- _EXERCISE_: Would you set down every entry shown below, precisely as written?

====== EXTRACTED MATERIAL

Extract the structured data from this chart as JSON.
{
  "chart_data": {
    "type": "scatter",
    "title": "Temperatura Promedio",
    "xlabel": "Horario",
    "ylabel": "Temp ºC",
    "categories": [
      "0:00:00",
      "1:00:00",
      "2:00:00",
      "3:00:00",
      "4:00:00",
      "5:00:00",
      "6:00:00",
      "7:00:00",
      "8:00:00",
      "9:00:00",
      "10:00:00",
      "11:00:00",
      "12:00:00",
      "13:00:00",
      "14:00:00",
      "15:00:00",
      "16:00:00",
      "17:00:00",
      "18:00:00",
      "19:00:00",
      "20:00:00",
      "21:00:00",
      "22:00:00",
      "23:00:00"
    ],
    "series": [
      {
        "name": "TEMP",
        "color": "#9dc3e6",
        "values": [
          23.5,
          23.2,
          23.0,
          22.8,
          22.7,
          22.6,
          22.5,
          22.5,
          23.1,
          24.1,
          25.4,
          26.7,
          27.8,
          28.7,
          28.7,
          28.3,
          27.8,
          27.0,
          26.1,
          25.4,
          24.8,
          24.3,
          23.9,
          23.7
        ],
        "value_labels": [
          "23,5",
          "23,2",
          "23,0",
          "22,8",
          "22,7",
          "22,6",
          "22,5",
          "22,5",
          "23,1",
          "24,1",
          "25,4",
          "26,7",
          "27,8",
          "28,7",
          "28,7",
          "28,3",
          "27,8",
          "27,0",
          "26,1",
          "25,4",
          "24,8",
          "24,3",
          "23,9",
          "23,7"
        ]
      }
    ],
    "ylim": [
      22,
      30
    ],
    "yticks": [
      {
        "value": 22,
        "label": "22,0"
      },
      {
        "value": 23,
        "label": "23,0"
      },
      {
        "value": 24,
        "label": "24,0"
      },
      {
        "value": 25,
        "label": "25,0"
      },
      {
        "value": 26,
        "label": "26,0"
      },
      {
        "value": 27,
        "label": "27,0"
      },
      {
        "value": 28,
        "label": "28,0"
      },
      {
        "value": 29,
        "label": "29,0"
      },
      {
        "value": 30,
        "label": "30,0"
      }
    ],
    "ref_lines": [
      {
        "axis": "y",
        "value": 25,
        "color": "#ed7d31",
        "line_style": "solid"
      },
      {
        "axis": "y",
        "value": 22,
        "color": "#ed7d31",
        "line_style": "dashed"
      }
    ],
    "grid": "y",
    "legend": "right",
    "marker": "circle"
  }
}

============

- _FINAL RESULT_:
Extract the structured data from this chart as JSON.
{
  "chart_data": {
    "type": "scatter",
    "title": "Temperatura Promedio",
    "xlabel": "Horario",
    "ylabel": "Temp ºC",
    "categories": [
      "0:00:00",
      "1:00:00",
      "2:00:00",
      "3:00:00",
      "4:00:00",
      "5:00:00",
      "6:00:00",
      "7:00:00",
      "8:00:00",
      "9:00:00",
      "10:00:00",
      "11:00:00",
      "12:00:00",
      "13:00:00",
      "14:00:00",
      "15:00:00",
      "16:00:00",
      "17:00:00",
      "18:00:00",
      "19:00:00",
      "20:00:00",
      "21:00:00",
      "22:00:00",
      "23:00:00"
    ],
    "series": [
      {
        "name": "TEMP",
        "color": "#9dc3e6",
        "values": [
          23.5,
          23.2,
          23.0,
          22.8,
          22.7,
          22.6,
          22.5,
          22.5,
          23.1,
          24.1,
          25.4,
          26.7,
          27.8,
          28.7,
          28.7,
          28.3,
          27.8,
          27.0,
          26.1,
          25.4,
          24.8,
          24.3,
          23.9,
          23.7
        ],
        "value_labels": [
          "23,5",
          "23,2",
          "23,0",
          "22,8",
          "22,7",
          "22,6",
          "22,5",
          "22,5",
          "23,1",
          "24,1",
          "25,4",
          "26,7",
          "27,8",
          "28,7",
          "28,7",
          "28,3",
          "27,8",
          "27,0",
          "26,1",
          "25,4",
          "24,8",
          "24,3",
          "23,9",
          "23,7"
        ]
      }
    ],
    "ylim": [
      22,
      30
    ],
    "yticks": [
      {
        "value": 22,
        "label": "22,0"
      },
      {
        "value": 23,
        "label": "23,0"
      },
      {
        "value": 24,
        "label": "24,0"
      },
      {
        "value": 25,
        "label": "25,0"
      },
      {
        "value": 26,
        "label": "26,0"
      },
      {
        "value": 27,
        "label": "27,0"
      },
      {
        "value": 28,
        "label": "28,0"
      },
      {
        "value": 29,
        "label": "29,0"
      },
      {
        "value": 30,
        "label": "30,0"
      }
    ],
    "ref_lines": [
      {
        "axis": "y",
        "value": 25,
        "color": "#ed7d31",
        "line_style": "solid"
      },
      {
        "axis": "y",
        "value": 22,
        "color": "#ed7d31",
        "line_style": "dashed"
      }
    ],
    "grid": "y",
    "legend": "right",
    "marker": "circle"
  }
}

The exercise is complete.